Return the number of lines holding "time", with nothing added.

__Records shown__.
** start **
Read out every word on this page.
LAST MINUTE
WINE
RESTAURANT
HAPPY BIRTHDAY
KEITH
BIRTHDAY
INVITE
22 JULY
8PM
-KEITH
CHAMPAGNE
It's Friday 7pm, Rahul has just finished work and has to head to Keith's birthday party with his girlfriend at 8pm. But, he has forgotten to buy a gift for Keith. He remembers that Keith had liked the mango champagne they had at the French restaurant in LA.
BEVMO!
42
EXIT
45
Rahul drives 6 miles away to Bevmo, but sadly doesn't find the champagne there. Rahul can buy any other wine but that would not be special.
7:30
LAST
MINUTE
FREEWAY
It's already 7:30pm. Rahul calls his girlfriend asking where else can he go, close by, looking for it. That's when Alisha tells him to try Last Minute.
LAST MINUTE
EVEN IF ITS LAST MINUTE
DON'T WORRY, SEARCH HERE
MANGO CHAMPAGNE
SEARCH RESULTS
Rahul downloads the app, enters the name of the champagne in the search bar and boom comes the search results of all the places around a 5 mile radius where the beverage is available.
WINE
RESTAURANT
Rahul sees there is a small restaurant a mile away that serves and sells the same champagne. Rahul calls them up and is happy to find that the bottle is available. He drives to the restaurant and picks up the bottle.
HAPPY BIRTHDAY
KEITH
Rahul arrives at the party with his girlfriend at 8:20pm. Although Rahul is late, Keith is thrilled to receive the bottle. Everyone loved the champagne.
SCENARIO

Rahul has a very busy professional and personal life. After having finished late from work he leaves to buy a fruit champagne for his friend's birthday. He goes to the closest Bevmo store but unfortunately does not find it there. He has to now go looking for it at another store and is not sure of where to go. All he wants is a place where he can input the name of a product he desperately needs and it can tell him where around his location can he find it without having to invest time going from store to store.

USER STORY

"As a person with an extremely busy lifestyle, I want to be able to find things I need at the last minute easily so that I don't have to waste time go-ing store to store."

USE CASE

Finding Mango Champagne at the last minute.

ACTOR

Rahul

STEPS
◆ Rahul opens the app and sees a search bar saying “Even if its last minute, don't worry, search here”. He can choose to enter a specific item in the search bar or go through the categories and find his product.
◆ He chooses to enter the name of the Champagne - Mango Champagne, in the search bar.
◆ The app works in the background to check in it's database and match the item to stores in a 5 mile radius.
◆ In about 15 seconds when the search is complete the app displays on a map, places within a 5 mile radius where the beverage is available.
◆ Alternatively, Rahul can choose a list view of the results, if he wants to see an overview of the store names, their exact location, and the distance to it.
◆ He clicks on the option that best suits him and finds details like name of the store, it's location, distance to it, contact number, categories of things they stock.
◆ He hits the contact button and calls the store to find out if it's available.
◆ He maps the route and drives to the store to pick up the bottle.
** end **
__Response for this exercise__. 2